Task requirements:
Can you transcribe every record below exactly as it appears?

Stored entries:
START

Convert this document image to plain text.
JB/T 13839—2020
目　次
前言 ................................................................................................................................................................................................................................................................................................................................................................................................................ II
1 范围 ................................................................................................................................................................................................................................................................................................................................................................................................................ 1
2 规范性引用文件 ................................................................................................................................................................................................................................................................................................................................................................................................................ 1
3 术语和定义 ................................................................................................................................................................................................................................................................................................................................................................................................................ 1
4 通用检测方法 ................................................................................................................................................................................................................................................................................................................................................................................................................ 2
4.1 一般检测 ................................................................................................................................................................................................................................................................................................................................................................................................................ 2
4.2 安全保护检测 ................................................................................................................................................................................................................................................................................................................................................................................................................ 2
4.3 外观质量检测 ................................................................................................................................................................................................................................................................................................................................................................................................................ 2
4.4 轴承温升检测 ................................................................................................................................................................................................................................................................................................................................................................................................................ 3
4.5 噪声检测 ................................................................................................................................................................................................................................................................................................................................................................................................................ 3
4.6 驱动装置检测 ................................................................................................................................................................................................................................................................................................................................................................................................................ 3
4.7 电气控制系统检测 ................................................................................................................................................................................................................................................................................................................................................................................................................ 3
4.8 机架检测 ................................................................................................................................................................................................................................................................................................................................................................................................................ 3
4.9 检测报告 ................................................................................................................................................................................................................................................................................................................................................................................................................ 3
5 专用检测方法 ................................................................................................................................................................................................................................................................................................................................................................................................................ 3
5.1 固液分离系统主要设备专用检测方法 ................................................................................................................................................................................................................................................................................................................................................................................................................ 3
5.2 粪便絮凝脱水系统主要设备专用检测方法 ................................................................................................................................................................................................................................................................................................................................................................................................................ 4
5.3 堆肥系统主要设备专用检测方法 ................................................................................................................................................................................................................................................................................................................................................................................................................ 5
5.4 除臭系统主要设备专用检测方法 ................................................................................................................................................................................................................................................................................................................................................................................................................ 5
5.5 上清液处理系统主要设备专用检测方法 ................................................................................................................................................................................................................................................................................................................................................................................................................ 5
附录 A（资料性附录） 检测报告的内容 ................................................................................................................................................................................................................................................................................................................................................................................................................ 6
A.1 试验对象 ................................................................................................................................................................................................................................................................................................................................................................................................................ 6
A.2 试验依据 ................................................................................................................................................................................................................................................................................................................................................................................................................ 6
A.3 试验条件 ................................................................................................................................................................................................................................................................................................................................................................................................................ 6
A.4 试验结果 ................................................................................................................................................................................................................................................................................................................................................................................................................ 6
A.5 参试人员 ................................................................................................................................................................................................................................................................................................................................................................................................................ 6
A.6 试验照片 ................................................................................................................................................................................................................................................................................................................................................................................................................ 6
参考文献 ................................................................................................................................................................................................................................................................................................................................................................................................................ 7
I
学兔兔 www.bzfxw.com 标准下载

END

Solution for this problem:
Convert this document image to plain text.
JB/T 13839—2020
目　次
前言 ................................................................................................................................................................................................................................................................................................................................................................................................................ II
1 范围 ................................................................................................................................................................................................................................................................................................................................................................................................................ 1
2 规范性引用文件 ................................................................................................................................................................................................................................................................................................................................................................................................................ 1
3 术语和定义 ................................................................................................................................................................................................................................................................................................................................................................................................................ 1
4 通用检测方法 ................................................................................................................................................................................................................................................................................................................................................................................................................ 2
4.1 一般检测 ................................................................................................................................................................................................................................................................................................................................................................................................................ 2
4.2 安全保护检测 ................................................................................................................................................................................................................................................................................................................................................................................................................ 2
4.3 外观质量检测 ................................................................................................................................................................................................................................................................................................................................................................................................................ 2
4.4 轴承温升检测 ................................................................................................................................................................................................................................................................................................................................................................................................................ 3
4.5 噪声检测 ................................................................................................................................................................................................................................................................................................................................................................................................................ 3
4.6 驱动装置检测 ................................................................................................................................................................................................................................................................................................................................................................................................................ 3
4.7 电气控制系统检测 ................................................................................................................................................................................................................................................................................................................................................................................................................ 3
4.8 机架检测 ................................................................................................................................................................................................................................................................................................................................................................................................................ 3
4.9 检测报告 ................................................................................................................................................................................................................................................................................................................................................................................................................ 3
5 专用检测方法 ................................................................................................................................................................................................................................................................................................................................................................................................................ 3
5.1 固液分离系统主要设备专用检测方法 ................................................................................................................................................................................................................................................................................................................................................................................................................ 3
5.2 粪便絮凝脱水系统主要设备专用检测方法 ................................................................................................................................................................................................................................................................................................................................................................................................................ 4
5.3 堆肥系统主要设备专用检测方法 ................................................................................................................................................................................................................................................................................................................................................................................................................ 5
5.4 除臭系统主要设备专用检测方法 ................................................................................................................................................................................................................................................................................................................................................................................................................ 5
5.5 上清液处理系统主要设备专用检测方法 ................................................................................................................................................................................................................................................................................................................................................................................................................ 5
附录 A（资料性附录） 检测报告的内容 ................................................................................................................................................................................................................................................................................................................................................................................................................ 6
A.1 试验对象 ................................................................................................................................................................................................................................................................................................................................................................................................................ 6
A.2 试验依据 ................................................................................................................................................................................................................................................................................................................................................................................................................ 6
A.3 试验条件 ................................................................................................................................................................................................................................................................................................................................................................................................................ 6
A.4 试验结果 ................................................................................................................................................................................................................................................................................................................................................................................................................ 6
A.5 参试人员 ................................................................................................................................................................................................................................................................................................................................................................................................................ 6
A.6 试验照片 ................................................................................................................................................................................................................................................................................................................................................................................................................ 6
参考文献 ................................................................................................................................................................................................................................................................................................................................................................................................................ 7
I
学兔兔 www.bzfxw.com 标准下载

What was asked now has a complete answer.